**Directive**
Pick out the lines below that contain the string "larger" and copy them all.

□ □ □

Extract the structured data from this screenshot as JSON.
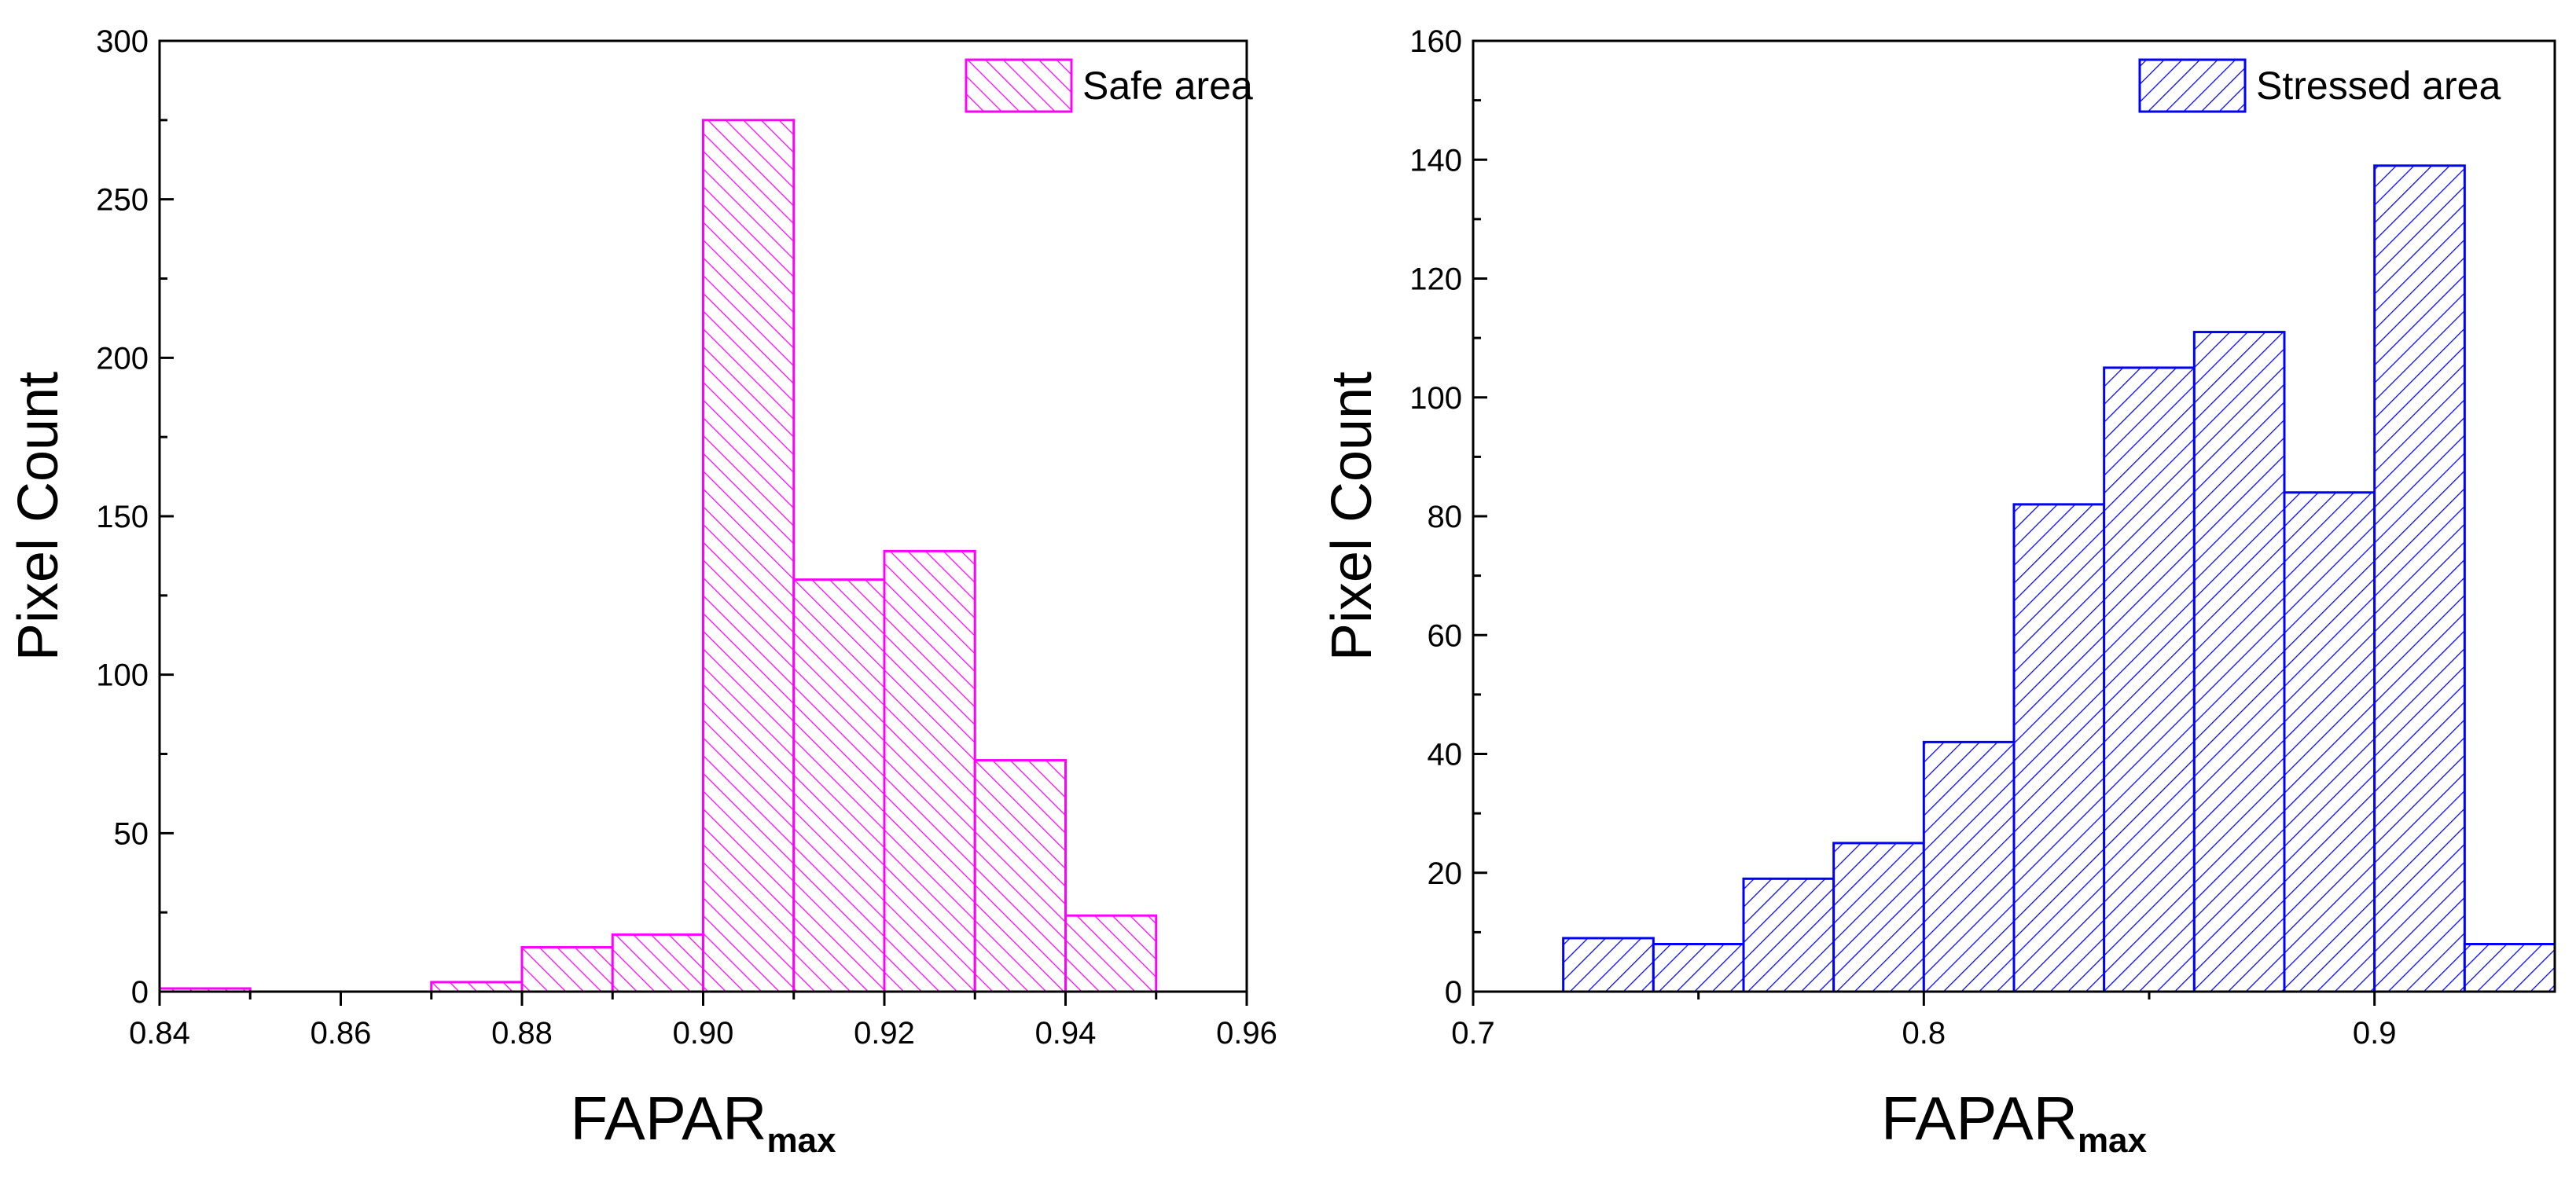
{
  "chart_data": [
    {
      "type": "bar",
      "title": "",
      "xlabel": "FAPAR",
      "xlabel_sub": "max",
      "ylabel": "Pixel Count",
      "xlim": [
        0.84,
        0.96
      ],
      "ylim": [
        0,
        300
      ],
      "xticks": [
        0.84,
        0.86,
        0.88,
        0.9,
        0.92,
        0.94,
        0.96
      ],
      "xtick_labels": [
        "0.84",
        "0.86",
        "0.88",
        "0.90",
        "0.92",
        "0.94",
        "0.96"
      ],
      "yticks": [
        0,
        50,
        100,
        150,
        200,
        250,
        300
      ],
      "ytick_labels": [
        "0",
        "50",
        "100",
        "150",
        "200",
        "250",
        "300"
      ],
      "bin_width": 0.01,
      "bins": [
        {
          "start": 0.84,
          "end": 0.85,
          "count": 1
        },
        {
          "start": 0.87,
          "end": 0.88,
          "count": 3
        },
        {
          "start": 0.88,
          "end": 0.89,
          "count": 14
        },
        {
          "start": 0.89,
          "end": 0.9,
          "count": 18
        },
        {
          "start": 0.9,
          "end": 0.91,
          "count": 275
        },
        {
          "start": 0.91,
          "end": 0.92,
          "count": 130
        },
        {
          "start": 0.92,
          "end": 0.93,
          "count": 139
        },
        {
          "start": 0.93,
          "end": 0.94,
          "count": 73
        },
        {
          "start": 0.94,
          "end": 0.95,
          "count": 24
        }
      ],
      "series": [
        {
          "name": "Safe area",
          "color": "#ff00ff",
          "hatch": "forward-diagonal"
        }
      ],
      "legend": "top-right"
    },
    {
      "type": "bar",
      "title": "",
      "xlabel": "FAPAR",
      "xlabel_sub": "max",
      "ylabel": "Pixel Count",
      "xlim": [
        0.7,
        0.94
      ],
      "ylim": [
        0,
        160
      ],
      "xticks": [
        0.7,
        0.8,
        0.9
      ],
      "xtick_labels": [
        "0.7",
        "0.8",
        "0.9"
      ],
      "xticks_minor": [
        0.75,
        0.85
      ],
      "yticks": [
        0,
        20,
        40,
        60,
        80,
        100,
        120,
        140,
        160
      ],
      "ytick_labels": [
        "0",
        "20",
        "40",
        "60",
        "80",
        "100",
        "120",
        "140",
        "160"
      ],
      "bin_width": 0.02,
      "bins": [
        {
          "start": 0.72,
          "end": 0.74,
          "count": 9
        },
        {
          "start": 0.74,
          "end": 0.76,
          "count": 8
        },
        {
          "start": 0.76,
          "end": 0.78,
          "count": 19
        },
        {
          "start": 0.78,
          "end": 0.8,
          "count": 25
        },
        {
          "start": 0.8,
          "end": 0.82,
          "count": 42
        },
        {
          "start": 0.82,
          "end": 0.84,
          "count": 82
        },
        {
          "start": 0.84,
          "end": 0.86,
          "count": 105
        },
        {
          "start": 0.86,
          "end": 0.88,
          "count": 111
        },
        {
          "start": 0.88,
          "end": 0.9,
          "count": 84
        },
        {
          "start": 0.9,
          "end": 0.92,
          "count": 139
        },
        {
          "start": 0.92,
          "end": 0.94,
          "count": 8
        }
      ],
      "series": [
        {
          "name": "Stressed area",
          "color": "#0000ff",
          "hatch": "backward-diagonal"
        }
      ],
      "legend": "top-right"
    }
  ]
}
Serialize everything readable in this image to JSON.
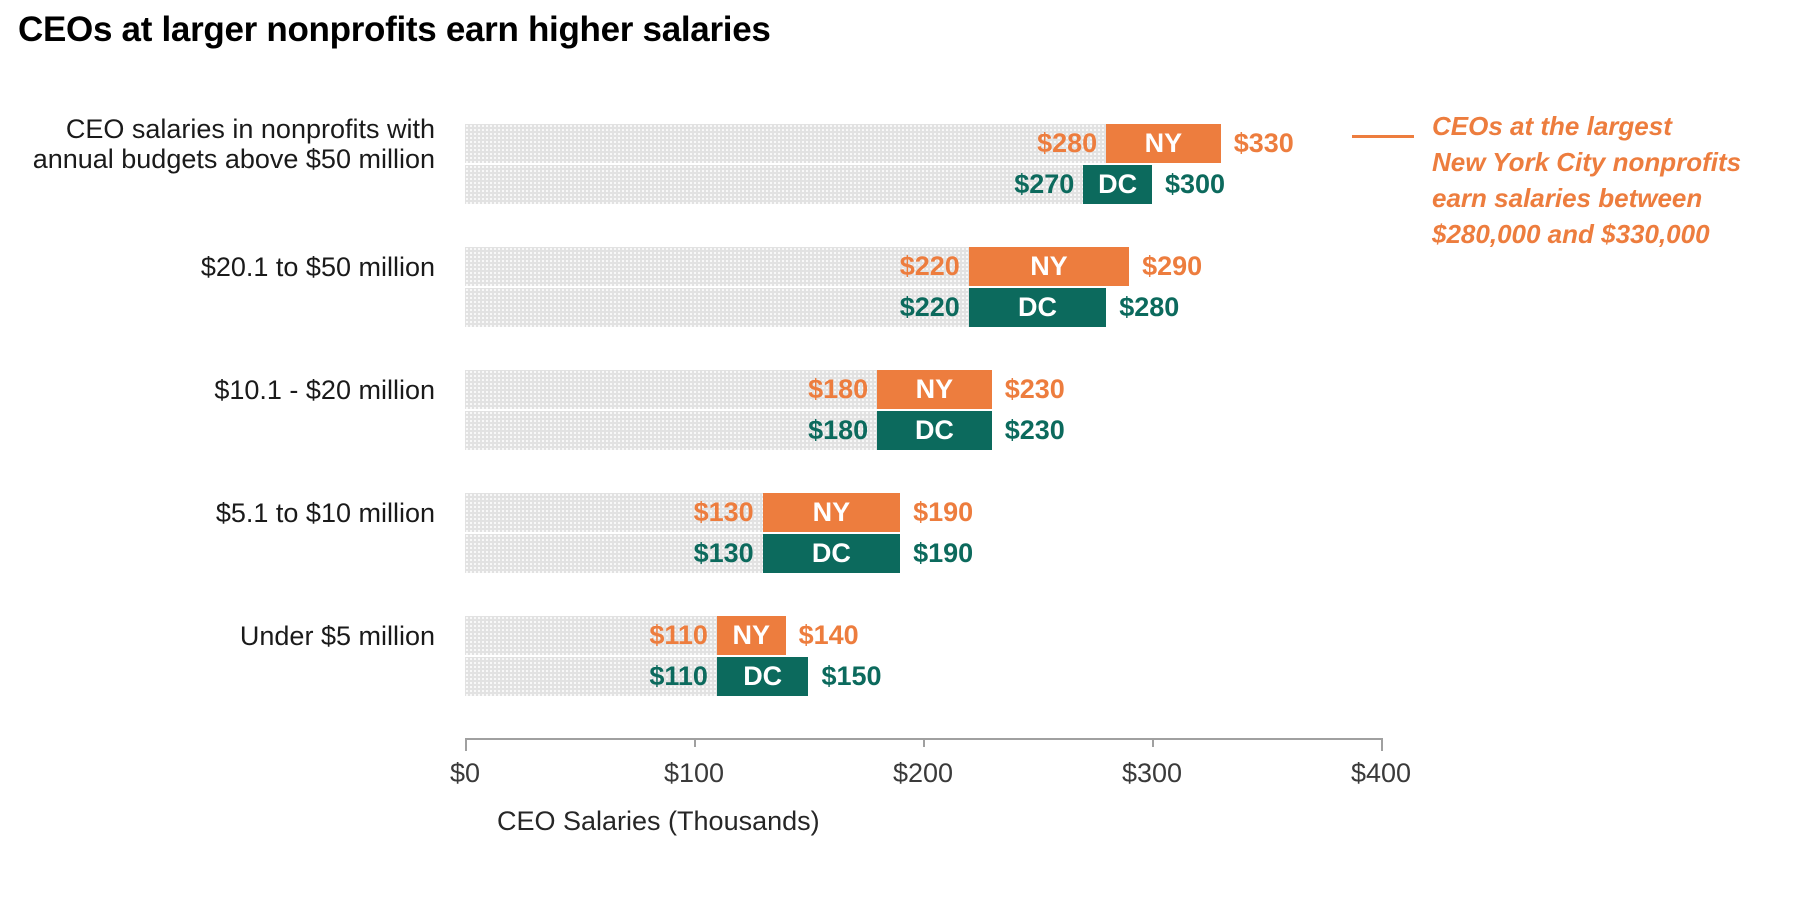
{
  "title": "CEOs at larger nonprofits earn higher salaries",
  "chart_data": {
    "type": "bar",
    "subtype": "horizontal-range-bars",
    "unit": "thousands of USD",
    "title": "CEOs at larger nonprofits earn higher salaries",
    "xlabel": "CEO Salaries (Thousands)",
    "xlim": [
      0,
      400
    ],
    "x_ticks": [
      {
        "value": 0,
        "label": "$0"
      },
      {
        "value": 100,
        "label": "$100"
      },
      {
        "value": 200,
        "label": "$200"
      },
      {
        "value": 300,
        "label": "$300"
      },
      {
        "value": 400,
        "label": "$400"
      }
    ],
    "categories": [
      "CEO salaries in nonprofits with\nannual budgets above $50 million",
      "$20.1 to $50 million",
      "$10.1 - $20 million",
      "$5.1 to $10 million",
      "Under $5 million"
    ],
    "series": [
      {
        "name": "NY",
        "color": "#ED7D3E",
        "ranges": [
          {
            "min": 280,
            "max": 330,
            "min_label": "$280",
            "max_label": "$330"
          },
          {
            "min": 220,
            "max": 290,
            "min_label": "$220",
            "max_label": "$290"
          },
          {
            "min": 180,
            "max": 230,
            "min_label": "$180",
            "max_label": "$230"
          },
          {
            "min": 130,
            "max": 190,
            "min_label": "$130",
            "max_label": "$190"
          },
          {
            "min": 110,
            "max": 140,
            "min_label": "$110",
            "max_label": "$140"
          }
        ]
      },
      {
        "name": "DC",
        "color": "#0C6A5D",
        "ranges": [
          {
            "min": 270,
            "max": 300,
            "min_label": "$270",
            "max_label": "$300"
          },
          {
            "min": 220,
            "max": 280,
            "min_label": "$220",
            "max_label": "$280"
          },
          {
            "min": 180,
            "max": 230,
            "min_label": "$180",
            "max_label": "$230"
          },
          {
            "min": 130,
            "max": 190,
            "min_label": "$130",
            "max_label": "$190"
          },
          {
            "min": 110,
            "max": 150,
            "min_label": "$110",
            "max_label": "$150"
          }
        ]
      }
    ],
    "legend_position": "none (series labeled inside bars)",
    "grid": false
  },
  "annotation": {
    "lines": [
      "CEOs at the largest",
      "New York City nonprofits",
      "earn salaries between",
      "$280,000 and $330,000"
    ],
    "color": "#ED7D3E"
  },
  "colors": {
    "ny_orange": "#ED7D3E",
    "dc_teal": "#0C6A5D",
    "bar_track_gray": "#E2E2E2",
    "axis_gray": "#A0A0A0",
    "text_dark": "#1A1A1A"
  }
}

□ □ □

**Finished exercise**
  "title": "CEOs at larger nonprofits earn higher salaries",
    "title": "CEOs at larger nonprofits earn higher salaries",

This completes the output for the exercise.